Pouvez-vous convertir les lignes ci-dessous en une liste JSON de chaînes, à raison d'une chaîne par ligne, en laissant de côté les lignes vides ainsi que les images ?

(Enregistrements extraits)
▬▬▬▬▬▬▬▬▬▬

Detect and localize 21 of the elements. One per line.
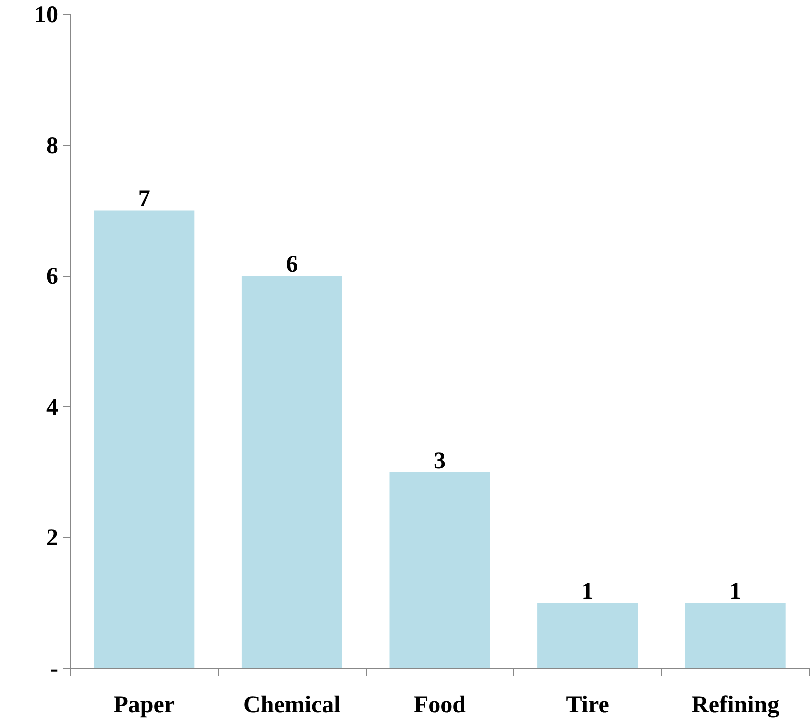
data-label: 3 [434, 448, 446, 474]
bar [242, 276, 342, 668]
y-tick-label: 2 [46, 526, 58, 552]
y-tick-label: 8 [46, 133, 58, 160]
bar [390, 472, 490, 668]
bar [685, 603, 786, 668]
y-tick-label: - [50, 656, 59, 682]
x-tick-label: Paper [114, 692, 176, 718]
data-label: 1 [730, 579, 742, 606]
data-label: 6 [286, 252, 298, 278]
y-tick-label: 4 [46, 394, 58, 421]
y-tick-label: 10 [34, 2, 58, 28]
data-label: 7 [138, 186, 150, 213]
data-label: 1 [582, 579, 594, 606]
x-tick-label: Food [414, 692, 467, 718]
x-tick-label: Tire [566, 692, 610, 718]
x-tick-label: Chemical [244, 692, 342, 718]
bar [538, 603, 638, 668]
bar [94, 210, 195, 668]
y-tick-label: 6 [46, 264, 58, 290]
x-tick-label: Refining [692, 692, 780, 718]
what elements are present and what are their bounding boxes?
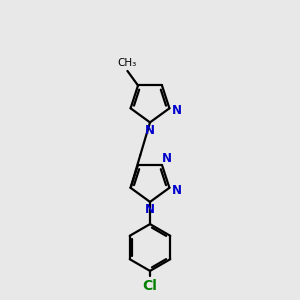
Text: N: N bbox=[162, 152, 172, 165]
Text: N: N bbox=[145, 124, 155, 137]
Text: N: N bbox=[172, 104, 182, 117]
Text: N: N bbox=[172, 184, 182, 197]
Text: CH₃: CH₃ bbox=[118, 58, 137, 68]
Text: N: N bbox=[145, 203, 155, 216]
Text: Cl: Cl bbox=[142, 279, 158, 292]
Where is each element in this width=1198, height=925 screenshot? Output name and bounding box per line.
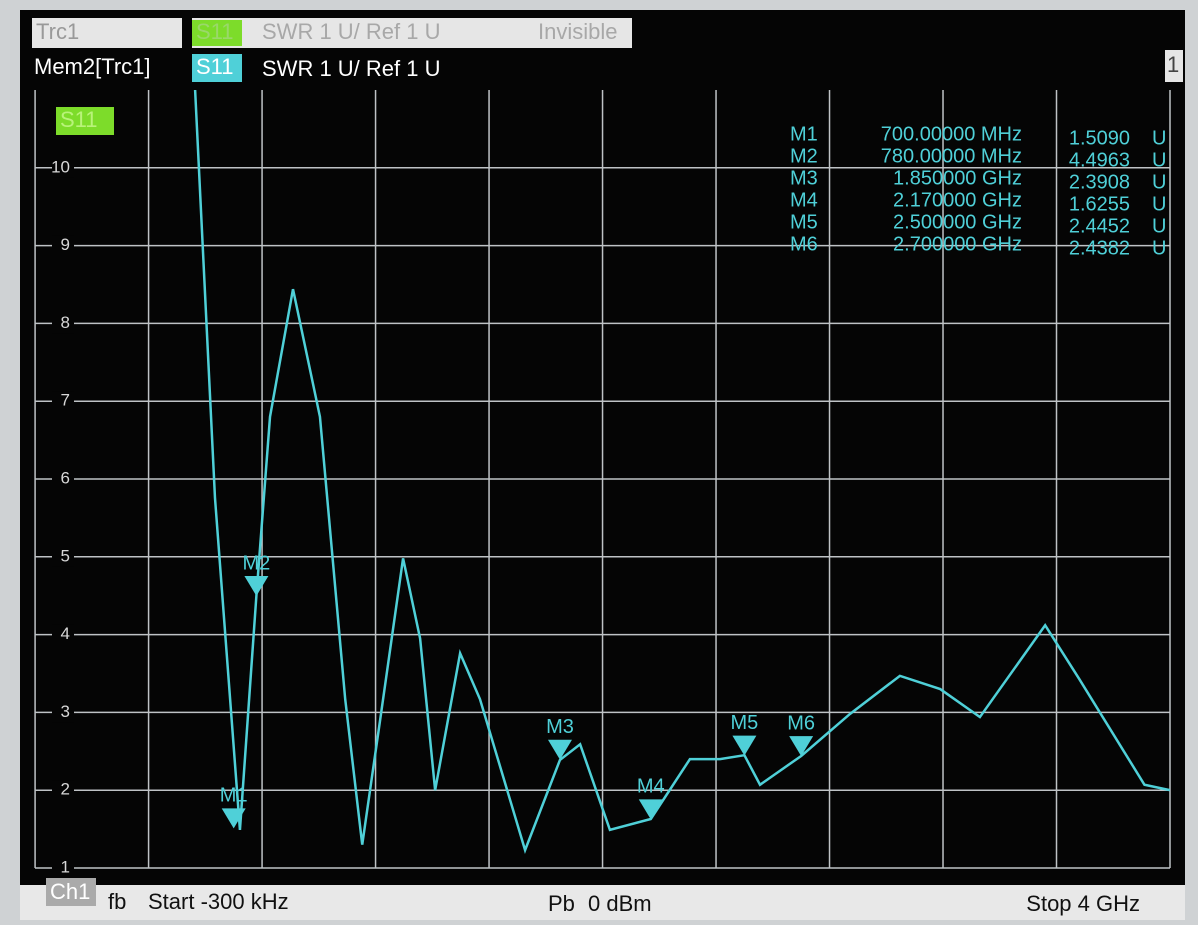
marker-label: M6 [787, 712, 815, 734]
param-chip [192, 54, 242, 82]
power: 0 dBm [588, 891, 652, 916]
y-tick-label: 5 [61, 546, 70, 565]
window-number: 1 [1167, 52, 1179, 77]
marker-unit: U [1152, 237, 1166, 259]
marker-unit: U [1152, 127, 1166, 149]
marker-triangle [244, 575, 269, 596]
marker-name: M4 [790, 189, 818, 211]
grid: 1 2 3 4 5 6 7 8 9 10 [34, 90, 1171, 878]
param-chip [192, 20, 242, 46]
channel-box [46, 878, 96, 906]
trc-box [32, 18, 182, 48]
marker-value: 2.4452 [1069, 215, 1130, 237]
y-tick-label: 4 [61, 624, 70, 643]
marker-triangle [638, 799, 663, 820]
y-tick-bg [52, 780, 74, 801]
trace-line [193, 90, 1170, 854]
format: SWR 1 U/ Ref 1 U [262, 19, 440, 44]
window-box [1165, 50, 1183, 82]
y-tick-label: 10 [51, 157, 70, 176]
markers: M1 M1 700.00000 MHz 1.5090 U M2 M2 780.00000 MH… [220, 123, 1166, 829]
channel: Ch1 [50, 879, 90, 904]
marker-label: M3 [546, 716, 574, 738]
trace-name: Trc1 [36, 19, 79, 44]
y-tick-label: 6 [61, 468, 70, 487]
marker-triangle [547, 739, 572, 760]
marker-value: 4.4963 [1069, 149, 1130, 171]
y-tick-label: 9 [61, 235, 70, 254]
marker-name: M6 [790, 233, 818, 255]
marker-frequency: 1.850000 GHz [893, 167, 1022, 189]
trc-format-box [192, 18, 632, 48]
param: S11 [196, 54, 234, 79]
marker-value: 1.5090 [1069, 127, 1130, 149]
trace-chip [56, 107, 114, 135]
state: Invisible [538, 19, 617, 44]
y-tick-label: 1 [61, 857, 70, 876]
marker-value: 1.6255 [1069, 193, 1130, 215]
marker-value: 2.3908 [1069, 171, 1130, 193]
y-tick-bg [52, 235, 74, 256]
stop: Stop 4 GHz [1026, 891, 1140, 916]
marker-triangle [732, 735, 757, 756]
marker-frequency: 780.00000 MHz [881, 145, 1022, 167]
format: SWR 1 U/ Ref 1 U [262, 56, 440, 81]
marker-label: M2 [242, 552, 270, 574]
y-tick-bg [52, 624, 74, 645]
sweep: fb [108, 889, 126, 914]
marker-label: M4 [637, 776, 665, 798]
marker-unit: U [1152, 149, 1166, 171]
marker-frequency: 2.170000 GHz [893, 189, 1022, 211]
marker-name: M5 [790, 211, 818, 233]
y-tick-bg [52, 157, 74, 178]
y-tick-bg [52, 858, 74, 878]
y-tick-label: 3 [61, 702, 70, 721]
start: Start -300 kHz [148, 889, 289, 914]
y-tick-bg [52, 313, 74, 334]
marker-name: M1 [790, 123, 818, 145]
param: S11 [196, 19, 234, 44]
marker-frequency: 2.700000 GHz [893, 233, 1022, 255]
footer-bg [20, 885, 1185, 920]
marker-unit: U [1152, 193, 1166, 215]
marker-triangle [789, 736, 814, 757]
marker-name: M2 [790, 145, 818, 167]
y-tick-bg [52, 546, 74, 567]
marker-unit: U [1152, 215, 1166, 237]
plot-area [193, 90, 1170, 854]
marker-name: M3 [790, 167, 818, 189]
power-label: Pb [548, 891, 575, 916]
marker-frequency: 2.500000 GHz [893, 211, 1022, 233]
y-tick-bg [52, 469, 74, 489]
marker-triangle [221, 808, 246, 829]
y-tick-label: 8 [61, 313, 70, 332]
marker-value: 2.4382 [1069, 237, 1130, 259]
marker-unit: U [1152, 171, 1166, 193]
y-tick-bg [52, 391, 74, 412]
trace-label: S11 [60, 107, 98, 132]
y-tick-label: 2 [61, 780, 70, 799]
y-tick-label: 7 [61, 391, 70, 410]
marker-frequency: 700.00000 MHz [881, 123, 1022, 145]
marker-label: M5 [731, 712, 759, 734]
marker-label: M1 [220, 785, 248, 807]
y-tick-bg [52, 702, 74, 723]
trace-name: Mem2[Trc1] [34, 54, 151, 79]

▬▬▬▬▬▬▬▬▬▬

| Résultat obtenu |
[
  "Detect and localize 21 of the elements. One per line.",
  "data-label: 3 [434, 448, 446, 474]",
  "bar [242, 276, 342, 668]",
  "y-tick-label: 2 [46, 526, 58, 552]",
  "y-tick-label: 8 [46, 133, 58, 160]",
  "bar [390, 472, 490, 668]",
  "bar [685, 603, 786, 668]",
  "y-tick-label: - [50, 656, 59, 682]",
  "x-tick-label: Paper [114, 692, 176, 718]",
  "data-label: 1 [730, 579, 742, 606]",
  "data-label: 6 [286, 252, 298, 278]",
  "y-tick-label: 4 [46, 394, 58, 421]",
  "y-tick-label: 10 [34, 2, 58, 28]",
  "data-label: 7 [138, 186, 150, 213]",
  "data-label: 1 [582, 579, 594, 606]",
  "x-tick-label: Food [414, 692, 467, 718]",
  "x-tick-label: Tire [566, 692, 610, 718]",
  "x-tick-label: Chemical [244, 692, 342, 718]",
  "bar [538, 603, 638, 668]",
  "bar [94, 210, 195, 668]",
  "y-tick-label: 6 [46, 264, 58, 290]",
  "x-tick-label: Refining [692, 692, 780, 718]",
  "what elements are present and what are their bounding boxes?",
  "Text: N: N bbox=[162, 152, 172, 165]",
  "Text: N: N bbox=[145, 124, 155, 137]",
  "Text: N: N bbox=[172, 104, 182, 117]",
  "Text: N: N bbox=[172, 184, 182, 197]",
  "Text: CH₃: CH₃ bbox=[118, 58, 137, 68]",
  "Text: N: N bbox=[145, 203, 155, 216]",
  "Text: Cl: Cl bbox=[142, 279, 158, 292]",
  "Where is each element in this width=1198, height=925 screenshot? Output name and bounding box per line.",
  "marker-label: M6 [787, 712, 815, 734]",
  "param-chip [192, 54, 242, 82]",
  "power: 0 dBm [588, 891, 652, 916]",
  "y-tick-label: 5 [61, 546, 70, 565]",
  "window-number: 1 [1167, 52, 1179, 77]",
  "marker-unit: U [1152, 237, 1166, 259]",
  "marker-unit: U [1152, 127, 1166, 149]",
  "marker-triangle [244, 575, 269, 596]",
  "marker-name: M4 [790, 189, 818, 211]",
  "grid: 1 2 3 4 5 6 7 8 9 10 [34, 90, 1171, 878]",
  "param-chip [192, 20, 242, 46]",
  "channel-box [46, 878, 96, 906]",
  "trc-box [32, 18, 182, 48]",
  "marker-value: 2.4452 [1069, 215, 1130, 237]",
  "y-tick-label: 4 [61, 624, 70, 643]",
  "marker-triangle [638, 799, 663, 820]",
  "y-tick-bg [52, 780, 74, 801]",
  "trace-line [193, 90, 1170, 854]",
  "format: SWR 1 U/ Ref 1 U [262, 19, 440, 44]",
  "window-box [1165, 50, 1183, 82]",
  "y-tick-label: 10 [51, 157, 70, 176]",
  "markers: M1 M1 700.00000 MHz 1.5090 U M2 M2 780.00000 MH… [220, 123, 1166, 829]",
  "channel: Ch1 [50, 879, 90, 904]",
  "marker-label: M3 [546, 716, 574, 738]",
  "trace-name: Trc1 [36, 19, 79, 44]",
  "y-tick-label: 6 [61, 468, 70, 487]",
  "marker-triangle [547, 739, 572, 760]",
  "marker-value: 4.4963 [1069, 149, 1130, 171]",
  "y-tick-label: 9 [61, 235, 70, 254]",
  "marker-name: M6 [790, 233, 818, 255]",
  "marker-frequency: 1.850000 GHz [893, 167, 1022, 189]",
  "trc-format-box [192, 18, 632, 48]",
  "param: S11 [196, 54, 234, 79]",
  "marker-value: 1.5090 [1069, 127, 1130, 149]",
  "trace-chip [56, 107, 114, 135]",
  "state: Invisible [538, 19, 617, 44]",
  "y-tick-label: 1 [61, 857, 70, 876]",
  "marker-value: 1.6255 [1069, 193, 1130, 215]",
  "marker-value: 2.3908 [1069, 171, 1130, 193]",
  "y-tick-bg [52, 235, 74, 256]",
  "stop: Stop 4 GHz [1026, 891, 1140, 916]",
  "marker-triangle [732, 735, 757, 756]",
  "marker-frequency: 780.00000 MHz [881, 145, 1022, 167]",
  "format: SWR 1 U/ Ref 1 U [262, 56, 440, 81]",
  "marker-label: M2 [242, 552, 270, 574]",
  "y-tick-bg [52, 624, 74, 645]",
  "sweep: fb [108, 889, 126, 914]",
  "marker-label: M4 [637, 776, 665, 798]",
  "marker-unit: U [1152, 149, 1166, 171]",
  "marker-frequency: 2.170000 GHz [893, 189, 1022, 211]",
  "marker-name: M5 [790, 211, 818, 233]",
  "y-tick-bg [52, 157, 74, 178]",
  "y-tick-bg [52, 858, 74, 878]",
  "y-tick-label: 3 [61, 702, 70, 721]",
  "start: Start -300 kHz [148, 889, 289, 914]",
  "y-tick-bg [52, 313, 74, 334]",
  "marker-name: M1 [790, 123, 818, 145]",
  "param: S11 [196, 19, 234, 44]",
  "marker-frequency: 2.700000 GHz [893, 233, 1022, 255]",
  "footer-bg [20, 885, 1185, 920]",
  "marker-unit: U [1152, 193, 1166, 215]",
  "marker-triangle [789, 736, 814, 757]",
  "marker-name: M2 [790, 145, 818, 167]",
  "y-tick-bg [52, 546, 74, 567]",
  "marker-unit: U [1152, 215, 1166, 237]",
  "plot-area [193, 90, 1170, 854]",
  "marker-name: M3 [790, 167, 818, 189]",
  "power-label: Pb [548, 891, 575, 916]",
  "marker-frequency: 2.500000 GHz [893, 211, 1022, 233]",
  "y-tick-bg [52, 469, 74, 489]",
  "marker-triangle [221, 808, 246, 829]",
  "y-tick-label: 8 [61, 313, 70, 332]",
  "marker-value: 2.4382 [1069, 237, 1130, 259]",
  "marker-unit: U [1152, 171, 1166, 193]",
  "y-tick-bg [52, 391, 74, 412]",
  "trace-label: S11 [60, 107, 98, 132]",
  "y-tick-label: 2 [61, 780, 70, 799]",
  "y-tick-label: 7 [61, 391, 70, 410]",
  "marker-frequency: 700.00000 MHz [881, 123, 1022, 145]",
  "marker-label: M5 [731, 712, 759, 734]",
  "marker-label: M1 [220, 785, 248, 807]",
  "y-tick-bg [52, 702, 74, 723]",
  "trace-name: Mem2[Trc1] [34, 54, 151, 79]"
]